| RECORDED INFORMATION |
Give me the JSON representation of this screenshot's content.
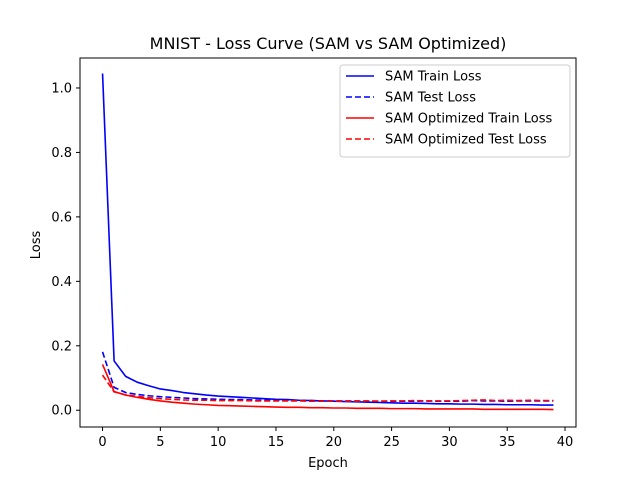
{
  "chart_data": {
    "type": "line",
    "title": "MNIST - Loss Curve (SAM vs SAM Optimized)",
    "xlabel": "Epoch",
    "ylabel": "Loss",
    "xlim": [
      -1.95,
      40.95
    ],
    "ylim": [
      -0.052,
      1.093
    ],
    "xticks": [
      0,
      5,
      10,
      15,
      20,
      25,
      30,
      35,
      40
    ],
    "yticks": [
      0.0,
      0.2,
      0.4,
      0.6,
      0.8,
      1.0
    ],
    "grid": false,
    "legend_position": "top-right",
    "x": [
      0,
      1,
      2,
      3,
      4,
      5,
      6,
      7,
      8,
      9,
      10,
      11,
      12,
      13,
      14,
      15,
      16,
      17,
      18,
      19,
      20,
      21,
      22,
      23,
      24,
      25,
      26,
      27,
      28,
      29,
      30,
      31,
      32,
      33,
      34,
      35,
      36,
      37,
      38,
      39
    ],
    "series": [
      {
        "name": "SAM Train Loss",
        "color": "#0000ff",
        "style": "solid",
        "values": [
          1.045,
          0.153,
          0.105,
          0.087,
          0.076,
          0.066,
          0.061,
          0.055,
          0.051,
          0.047,
          0.044,
          0.042,
          0.04,
          0.038,
          0.036,
          0.034,
          0.033,
          0.031,
          0.03,
          0.029,
          0.028,
          0.027,
          0.026,
          0.025,
          0.024,
          0.023,
          0.022,
          0.022,
          0.021,
          0.02,
          0.02,
          0.019,
          0.019,
          0.018,
          0.018,
          0.017,
          0.017,
          0.017,
          0.016,
          0.016
        ]
      },
      {
        "name": "SAM Test Loss",
        "color": "#0000ff",
        "style": "dashed",
        "values": [
          0.181,
          0.071,
          0.055,
          0.049,
          0.045,
          0.042,
          0.04,
          0.038,
          0.036,
          0.035,
          0.034,
          0.033,
          0.033,
          0.032,
          0.031,
          0.031,
          0.03,
          0.03,
          0.03,
          0.029,
          0.029,
          0.029,
          0.029,
          0.028,
          0.028,
          0.028,
          0.028,
          0.028,
          0.029,
          0.028,
          0.028,
          0.028,
          0.03,
          0.029,
          0.029,
          0.028,
          0.029,
          0.029,
          0.029,
          0.029
        ]
      },
      {
        "name": "SAM Optimized Train Loss",
        "color": "#ff0000",
        "style": "solid",
        "values": [
          0.142,
          0.058,
          0.047,
          0.04,
          0.034,
          0.029,
          0.025,
          0.022,
          0.019,
          0.017,
          0.015,
          0.014,
          0.013,
          0.012,
          0.011,
          0.01,
          0.009,
          0.009,
          0.008,
          0.008,
          0.007,
          0.007,
          0.006,
          0.006,
          0.006,
          0.005,
          0.005,
          0.005,
          0.004,
          0.004,
          0.004,
          0.004,
          0.004,
          0.003,
          0.003,
          0.003,
          0.003,
          0.003,
          0.003,
          0.002
        ]
      },
      {
        "name": "SAM Optimized Test Loss",
        "color": "#ff0000",
        "style": "dashed",
        "values": [
          0.109,
          0.057,
          0.048,
          0.043,
          0.039,
          0.036,
          0.034,
          0.032,
          0.031,
          0.031,
          0.03,
          0.03,
          0.03,
          0.029,
          0.029,
          0.029,
          0.029,
          0.029,
          0.028,
          0.028,
          0.028,
          0.028,
          0.028,
          0.029,
          0.028,
          0.029,
          0.029,
          0.03,
          0.029,
          0.029,
          0.029,
          0.03,
          0.031,
          0.032,
          0.03,
          0.031,
          0.03,
          0.031,
          0.03,
          0.03
        ]
      }
    ]
  }
}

| SET EXERCISE |
Your copy of the data should match it exactly, except that pictures are left out.

| TASK OUTPUT |
Give me the JSON representation of this screenshot's content.
{
  "chart_data": {
    "type": "line",
    "title": "MNIST - Loss Curve (SAM vs SAM Optimized)",
    "xlabel": "Epoch",
    "ylabel": "Loss",
    "xlim": [
      -1.95,
      40.95
    ],
    "ylim": [
      -0.052,
      1.093
    ],
    "xticks": [
      0,
      5,
      10,
      15,
      20,
      25,
      30,
      35,
      40
    ],
    "yticks": [
      0.0,
      0.2,
      0.4,
      0.6,
      0.8,
      1.0
    ],
    "grid": false,
    "legend_position": "top-right",
    "x": [
      0,
      1,
      2,
      3,
      4,
      5,
      6,
      7,
      8,
      9,
      10,
      11,
      12,
      13,
      14,
      15,
      16,
      17,
      18,
      19,
      20,
      21,
      22,
      23,
      24,
      25,
      26,
      27,
      28,
      29,
      30,
      31,
      32,
      33,
      34,
      35,
      36,
      37,
      38,
      39
    ],
    "series": [
      {
        "name": "SAM Train Loss",
        "color": "#0000ff",
        "style": "solid",
        "values": [
          1.045,
          0.153,
          0.105,
          0.087,
          0.076,
          0.066,
          0.061,
          0.055,
          0.051,
          0.047,
          0.044,
          0.042,
          0.04,
          0.038,
          0.036,
          0.034,
          0.033,
          0.031,
          0.03,
          0.029,
          0.028,
          0.027,
          0.026,
          0.025,
          0.024,
          0.023,
          0.022,
          0.022,
          0.021,
          0.02,
          0.02,
          0.019,
          0.019,
          0.018,
          0.018,
          0.017,
          0.017,
          0.017,
          0.016,
          0.016
        ]
      },
      {
        "name": "SAM Test Loss",
        "color": "#0000ff",
        "style": "dashed",
        "values": [
          0.181,
          0.071,
          0.055,
          0.049,
          0.045,
          0.042,
          0.04,
          0.038,
          0.036,
          0.035,
          0.034,
          0.033,
          0.033,
          0.032,
          0.031,
          0.031,
          0.03,
          0.03,
          0.03,
          0.029,
          0.029,
          0.029,
          0.029,
          0.028,
          0.028,
          0.028,
          0.028,
          0.028,
          0.029,
          0.028,
          0.028,
          0.028,
          0.03,
          0.029,
          0.029,
          0.028,
          0.029,
          0.029,
          0.029,
          0.029
        ]
      },
      {
        "name": "SAM Optimized Train Loss",
        "color": "#ff0000",
        "style": "solid",
        "values": [
          0.142,
          0.058,
          0.047,
          0.04,
          0.034,
          0.029,
          0.025,
          0.022,
          0.019,
          0.017,
          0.015,
          0.014,
          0.013,
          0.012,
          0.011,
          0.01,
          0.009,
          0.009,
          0.008,
          0.008,
          0.007,
          0.007,
          0.006,
          0.006,
          0.006,
          0.005,
          0.005,
          0.005,
          0.004,
          0.004,
          0.004,
          0.004,
          0.004,
          0.003,
          0.003,
          0.003,
          0.003,
          0.003,
          0.003,
          0.002
        ]
      },
      {
        "name": "SAM Optimized Test Loss",
        "color": "#ff0000",
        "style": "dashed",
        "values": [
          0.109,
          0.057,
          0.048,
          0.043,
          0.039,
          0.036,
          0.034,
          0.032,
          0.031,
          0.031,
          0.03,
          0.03,
          0.03,
          0.029,
          0.029,
          0.029,
          0.029,
          0.029,
          0.028,
          0.028,
          0.028,
          0.028,
          0.028,
          0.029,
          0.028,
          0.029,
          0.029,
          0.03,
          0.029,
          0.029,
          0.029,
          0.03,
          0.031,
          0.032,
          0.03,
          0.031,
          0.03,
          0.031,
          0.03,
          0.03
        ]
      }
    ]
  }
}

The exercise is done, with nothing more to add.